::: Фрагмент текста :::

Ящики тумбы с трудом выдвигаются – шипят недовольно. Ножки «острова», эти толстенные, округленные, испинал грубый ботинок сидящего, и все от катарсиса вдохновения, от эквилибристики сочных слов, которые рождает он – творец в процессе литературного труда. Лакированное покрытие, если таковое имеется… хотя нет – не имеется. Время, измеряемое ночными часами, бессонницей затерло все, что можно затереть.

::: Выдержки из данных :::

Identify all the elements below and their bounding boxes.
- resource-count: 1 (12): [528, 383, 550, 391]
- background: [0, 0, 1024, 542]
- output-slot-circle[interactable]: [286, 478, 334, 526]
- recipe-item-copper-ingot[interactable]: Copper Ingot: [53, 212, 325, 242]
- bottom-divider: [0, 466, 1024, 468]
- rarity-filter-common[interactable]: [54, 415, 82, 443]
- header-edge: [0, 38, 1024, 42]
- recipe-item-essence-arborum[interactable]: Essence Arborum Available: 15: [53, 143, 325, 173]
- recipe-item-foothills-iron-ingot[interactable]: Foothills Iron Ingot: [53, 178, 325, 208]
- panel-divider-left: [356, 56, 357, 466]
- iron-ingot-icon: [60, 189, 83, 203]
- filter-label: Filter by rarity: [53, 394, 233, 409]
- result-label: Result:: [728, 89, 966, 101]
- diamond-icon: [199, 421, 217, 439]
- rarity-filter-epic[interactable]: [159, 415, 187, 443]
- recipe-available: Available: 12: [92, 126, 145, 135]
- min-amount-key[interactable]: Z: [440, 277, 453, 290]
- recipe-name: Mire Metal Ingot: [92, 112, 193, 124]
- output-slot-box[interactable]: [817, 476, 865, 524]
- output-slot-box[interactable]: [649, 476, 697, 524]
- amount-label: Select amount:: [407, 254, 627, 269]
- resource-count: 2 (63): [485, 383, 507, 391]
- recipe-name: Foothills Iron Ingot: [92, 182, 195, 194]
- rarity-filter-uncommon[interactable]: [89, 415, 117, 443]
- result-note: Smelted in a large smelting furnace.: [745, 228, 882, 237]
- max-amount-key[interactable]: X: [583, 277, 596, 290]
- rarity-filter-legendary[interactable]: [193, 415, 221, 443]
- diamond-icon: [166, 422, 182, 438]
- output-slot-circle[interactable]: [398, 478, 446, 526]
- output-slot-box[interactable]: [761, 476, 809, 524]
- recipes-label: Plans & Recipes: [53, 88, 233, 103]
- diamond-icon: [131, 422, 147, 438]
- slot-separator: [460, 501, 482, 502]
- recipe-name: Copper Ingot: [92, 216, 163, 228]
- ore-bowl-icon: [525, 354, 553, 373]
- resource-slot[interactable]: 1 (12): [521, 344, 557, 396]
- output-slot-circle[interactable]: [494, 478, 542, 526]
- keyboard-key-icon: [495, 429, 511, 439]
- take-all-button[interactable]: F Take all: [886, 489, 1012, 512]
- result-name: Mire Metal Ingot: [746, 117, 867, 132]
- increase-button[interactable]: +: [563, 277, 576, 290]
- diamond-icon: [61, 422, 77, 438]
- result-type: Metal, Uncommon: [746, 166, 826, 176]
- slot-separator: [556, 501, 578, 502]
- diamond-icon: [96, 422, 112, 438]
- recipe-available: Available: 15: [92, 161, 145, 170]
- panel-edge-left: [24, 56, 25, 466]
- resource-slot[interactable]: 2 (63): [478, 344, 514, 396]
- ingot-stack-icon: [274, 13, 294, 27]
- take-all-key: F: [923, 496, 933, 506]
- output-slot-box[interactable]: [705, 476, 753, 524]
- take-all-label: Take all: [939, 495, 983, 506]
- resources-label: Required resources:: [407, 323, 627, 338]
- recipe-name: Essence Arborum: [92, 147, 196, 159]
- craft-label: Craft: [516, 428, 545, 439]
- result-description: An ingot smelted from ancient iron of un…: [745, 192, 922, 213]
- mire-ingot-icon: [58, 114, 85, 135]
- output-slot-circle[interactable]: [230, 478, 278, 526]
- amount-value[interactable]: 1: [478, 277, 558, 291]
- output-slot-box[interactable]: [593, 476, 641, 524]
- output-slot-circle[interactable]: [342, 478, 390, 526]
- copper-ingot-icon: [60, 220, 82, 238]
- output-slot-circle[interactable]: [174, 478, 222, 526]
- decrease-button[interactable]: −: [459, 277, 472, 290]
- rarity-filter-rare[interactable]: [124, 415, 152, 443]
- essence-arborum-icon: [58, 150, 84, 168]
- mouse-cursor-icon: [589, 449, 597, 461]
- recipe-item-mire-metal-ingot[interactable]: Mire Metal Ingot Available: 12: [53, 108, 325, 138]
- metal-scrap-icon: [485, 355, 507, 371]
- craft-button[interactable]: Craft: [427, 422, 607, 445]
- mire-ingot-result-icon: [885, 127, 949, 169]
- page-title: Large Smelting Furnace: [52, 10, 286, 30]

:::

▸ Задания:
**1.** Перечислите все детали мебели, которые упоминаются во фрагменте текста.
**2.** Продолжите фрагмент текста, начав сразу после его последнего предложения.
Записи никак не связаны с фрагментом текста.

▸ Ответы к заданиям:
**1.** Ящики тумбы, ножки «острова», лакированное покрытие.

**2.**
Стол-гриб! А что?! Его «споры», парящие в тесном, спертом воздухе, да, может статься, травят трудягу-писателя и что-то свое ему выдают. Отсюда и уплывает он в дальние края, фантазирует, как дитя. Шалит. И машет бескозыркой ворчливым чайкам у берега, находясь на своей неизменной вахте шхуны, брига…
…И теперь наиважное, трепещущее! Стол является, по всей видимости, продолжением его души; как у столяра рубанок является продолжением его руки, так и у писателя стол… Нет, больше скажу – его вторая половина. Не в счет будет супруга! Она все же существо сакральное и посему обсуждению не подлежит. Стол для писателя как Росинант для Дон Кихота, как Буцефал для Александра Македонского. Хотя слишком лошадиное получилось сравнение, но истина где-то рядом, она где-то тут. Или, может быть, письменный стол есть неосознанный оберег, талисман для литераторов? Кто знает!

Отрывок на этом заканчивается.